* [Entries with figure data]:
----------------------------------------
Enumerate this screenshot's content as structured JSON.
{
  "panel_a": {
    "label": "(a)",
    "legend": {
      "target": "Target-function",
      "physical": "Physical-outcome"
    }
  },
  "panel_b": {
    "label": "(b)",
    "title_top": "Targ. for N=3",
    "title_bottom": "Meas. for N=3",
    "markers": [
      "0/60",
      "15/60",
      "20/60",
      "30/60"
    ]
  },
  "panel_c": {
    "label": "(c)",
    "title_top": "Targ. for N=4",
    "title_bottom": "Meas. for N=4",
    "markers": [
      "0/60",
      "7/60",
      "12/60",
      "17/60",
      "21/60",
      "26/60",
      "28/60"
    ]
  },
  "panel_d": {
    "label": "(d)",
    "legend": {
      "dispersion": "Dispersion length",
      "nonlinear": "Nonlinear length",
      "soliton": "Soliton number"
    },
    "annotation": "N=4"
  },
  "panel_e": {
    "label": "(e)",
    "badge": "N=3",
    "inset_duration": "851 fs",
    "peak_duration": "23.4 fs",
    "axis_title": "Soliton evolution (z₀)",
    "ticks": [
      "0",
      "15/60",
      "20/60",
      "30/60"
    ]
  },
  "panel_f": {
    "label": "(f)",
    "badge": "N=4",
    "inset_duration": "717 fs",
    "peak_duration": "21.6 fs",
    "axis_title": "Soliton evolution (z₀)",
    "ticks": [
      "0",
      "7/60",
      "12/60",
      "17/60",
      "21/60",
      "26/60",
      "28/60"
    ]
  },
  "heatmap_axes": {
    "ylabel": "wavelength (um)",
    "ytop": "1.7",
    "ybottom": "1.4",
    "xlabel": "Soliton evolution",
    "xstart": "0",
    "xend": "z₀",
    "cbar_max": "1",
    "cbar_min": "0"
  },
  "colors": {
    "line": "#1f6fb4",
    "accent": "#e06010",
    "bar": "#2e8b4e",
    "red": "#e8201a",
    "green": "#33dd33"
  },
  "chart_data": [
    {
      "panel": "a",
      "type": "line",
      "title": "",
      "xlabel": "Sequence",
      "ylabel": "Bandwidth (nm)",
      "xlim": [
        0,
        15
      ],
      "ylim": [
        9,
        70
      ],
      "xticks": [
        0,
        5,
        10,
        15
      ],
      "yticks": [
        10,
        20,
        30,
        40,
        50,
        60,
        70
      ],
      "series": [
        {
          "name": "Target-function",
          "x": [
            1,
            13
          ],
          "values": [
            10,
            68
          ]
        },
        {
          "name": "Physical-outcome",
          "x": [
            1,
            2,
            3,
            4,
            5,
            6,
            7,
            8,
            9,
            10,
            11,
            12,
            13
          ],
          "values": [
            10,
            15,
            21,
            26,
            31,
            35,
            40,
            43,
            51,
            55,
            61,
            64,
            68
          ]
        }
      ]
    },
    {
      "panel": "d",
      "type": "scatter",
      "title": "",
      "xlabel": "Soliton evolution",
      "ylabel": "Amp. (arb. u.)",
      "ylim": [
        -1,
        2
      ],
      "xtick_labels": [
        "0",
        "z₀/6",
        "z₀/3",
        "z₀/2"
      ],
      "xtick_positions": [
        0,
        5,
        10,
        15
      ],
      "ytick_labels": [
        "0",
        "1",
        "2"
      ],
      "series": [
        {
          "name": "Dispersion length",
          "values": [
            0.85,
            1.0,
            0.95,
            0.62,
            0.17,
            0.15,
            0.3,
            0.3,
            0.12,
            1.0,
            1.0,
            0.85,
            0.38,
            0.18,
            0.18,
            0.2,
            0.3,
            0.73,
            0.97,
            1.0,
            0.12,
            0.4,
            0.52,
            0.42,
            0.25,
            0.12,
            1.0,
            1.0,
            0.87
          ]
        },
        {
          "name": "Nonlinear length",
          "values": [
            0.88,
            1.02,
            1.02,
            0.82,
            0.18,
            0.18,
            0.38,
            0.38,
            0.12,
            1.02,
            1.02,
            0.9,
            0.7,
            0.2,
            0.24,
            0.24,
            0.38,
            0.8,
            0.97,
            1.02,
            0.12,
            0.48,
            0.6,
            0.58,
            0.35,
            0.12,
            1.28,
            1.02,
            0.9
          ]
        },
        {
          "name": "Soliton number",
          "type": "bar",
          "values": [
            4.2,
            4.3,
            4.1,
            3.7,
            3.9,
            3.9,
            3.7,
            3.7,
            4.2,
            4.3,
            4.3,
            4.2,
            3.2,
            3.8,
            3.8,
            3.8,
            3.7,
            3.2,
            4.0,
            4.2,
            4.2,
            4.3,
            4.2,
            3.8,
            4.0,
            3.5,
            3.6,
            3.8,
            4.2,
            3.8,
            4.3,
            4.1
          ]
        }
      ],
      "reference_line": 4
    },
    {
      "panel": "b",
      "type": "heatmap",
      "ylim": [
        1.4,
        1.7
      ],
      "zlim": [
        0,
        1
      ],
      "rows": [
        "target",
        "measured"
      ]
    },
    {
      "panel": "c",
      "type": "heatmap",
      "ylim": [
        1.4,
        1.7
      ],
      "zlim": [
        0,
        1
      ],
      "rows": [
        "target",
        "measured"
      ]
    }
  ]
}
----------------------------------------
* [Prompt]:
Repeat the material above in full, quoting it exactly.

* [Written response]:
Enumerate this screenshot's content as structured JSON.
{
  "panel_a": {
    "label": "(a)",
    "legend": {
      "target": "Target-function",
      "physical": "Physical-outcome"
    }
  },
  "panel_b": {
    "label": "(b)",
    "title_top": "Targ. for N=3",
    "title_bottom": "Meas. for N=3",
    "markers": [
      "0/60",
      "15/60",
      "20/60",
      "30/60"
    ]
  },
  "panel_c": {
    "label": "(c)",
    "title_top": "Targ. for N=4",
    "title_bottom": "Meas. for N=4",
    "markers": [
      "0/60",
      "7/60",
      "12/60",
      "17/60",
      "21/60",
      "26/60",
      "28/60"
    ]
  },
  "panel_d": {
    "label": "(d)",
    "legend": {
      "dispersion": "Dispersion length",
      "nonlinear": "Nonlinear length",
      "soliton": "Soliton number"
    },
    "annotation": "N=4"
  },
  "panel_e": {
    "label": "(e)",
    "badge": "N=3",
    "inset_duration": "851 fs",
    "peak_duration": "23.4 fs",
    "axis_title": "Soliton evolution (z₀)",
    "ticks": [
      "0",
      "15/60",
      "20/60",
      "30/60"
    ]
  },
  "panel_f": {
    "label": "(f)",
    "badge": "N=4",
    "inset_duration": "717 fs",
    "peak_duration": "21.6 fs",
    "axis_title": "Soliton evolution (z₀)",
    "ticks": [
      "0",
      "7/60",
      "12/60",
      "17/60",
      "21/60",
      "26/60",
      "28/60"
    ]
  },
  "heatmap_axes": {
    "ylabel": "wavelength (um)",
    "ytop": "1.7",
    "ybottom": "1.4",
    "xlabel": "Soliton evolution",
    "xstart": "0",
    "xend": "z₀",
    "cbar_max": "1",
    "cbar_min": "0"
  },
  "colors": {
    "line": "#1f6fb4",
    "accent": "#e06010",
    "bar": "#2e8b4e",
    "red": "#e8201a",
    "green": "#33dd33"
  },
  "chart_data": [
    {
      "panel": "a",
      "type": "line",
      "title": "",
      "xlabel": "Sequence",
      "ylabel": "Bandwidth (nm)",
      "xlim": [
        0,
        15
      ],
      "ylim": [
        9,
        70
      ],
      "xticks": [
        0,
        5,
        10,
        15
      ],
      "yticks": [
        10,
        20,
        30,
        40,
        50,
        60,
        70
      ],
      "series": [
        {
          "name": "Target-function",
          "x": [
            1,
            13
          ],
          "values": [
            10,
            68
          ]
        },
        {
          "name": "Physical-outcome",
          "x": [
            1,
            2,
            3,
            4,
            5,
            6,
            7,
            8,
            9,
            10,
            11,
            12,
            13
          ],
          "values": [
            10,
            15,
            21,
            26,
            31,
            35,
            40,
            43,
            51,
            55,
            61,
            64,
            68
          ]
        }
      ]
    },
    {
      "panel": "d",
      "type": "scatter",
      "title": "",
      "xlabel": "Soliton evolution",
      "ylabel": "Amp. (arb. u.)",
      "ylim": [
        -1,
        2
      ],
      "xtick_labels": [
        "0",
        "z₀/6",
        "z₀/3",
        "z₀/2"
      ],
      "xtick_positions": [
        0,
        5,
        10,
        15
      ],
      "ytick_labels": [
        "0",
        "1",
        "2"
      ],
      "series": [
        {
          "name": "Dispersion length",
          "values": [
            0.85,
            1.0,
            0.95,
            0.62,
            0.17,
            0.15,
            0.3,
            0.3,
            0.12,
            1.0,
            1.0,
            0.85,
            0.38,
            0.18,
            0.18,
            0.2,
            0.3,
            0.73,
            0.97,
            1.0,
            0.12,
            0.4,
            0.52,
            0.42,
            0.25,
            0.12,
            1.0,
            1.0,
            0.87
          ]
        },
        {
          "name": "Nonlinear length",
          "values": [
            0.88,
            1.02,
            1.02,
            0.82,
            0.18,
            0.18,
            0.38,
            0.38,
            0.12,
            1.02,
            1.02,
            0.9,
            0.7,
            0.2,
            0.24,
            0.24,
            0.38,
            0.8,
            0.97,
            1.02,
            0.12,
            0.48,
            0.6,
            0.58,
            0.35,
            0.12,
            1.28,
            1.02,
            0.9
          ]
        },
        {
          "name": "Soliton number",
          "type": "bar",
          "values": [
            4.2,
            4.3,
            4.1,
            3.7,
            3.9,
            3.9,
            3.7,
            3.7,
            4.2,
            4.3,
            4.3,
            4.2,
            3.2,
            3.8,
            3.8,
            3.8,
            3.7,
            3.2,
            4.0,
            4.2,
            4.2,
            4.3,
            4.2,
            3.8,
            4.0,
            3.5,
            3.6,
            3.8,
            4.2,
            3.8,
            4.3,
            4.1
          ]
        }
      ],
      "reference_line": 4
    },
    {
      "panel": "b",
      "type": "heatmap",
      "ylim": [
        1.4,
        1.7
      ],
      "zlim": [
        0,
        1
      ],
      "rows": [
        "target",
        "measured"
      ]
    },
    {
      "panel": "c",
      "type": "heatmap",
      "ylim": [
        1.4,
        1.7
      ],
      "zlim": [
        0,
        1
      ],
      "rows": [
        "target",
        "measured"
      ]
    }
  ]
}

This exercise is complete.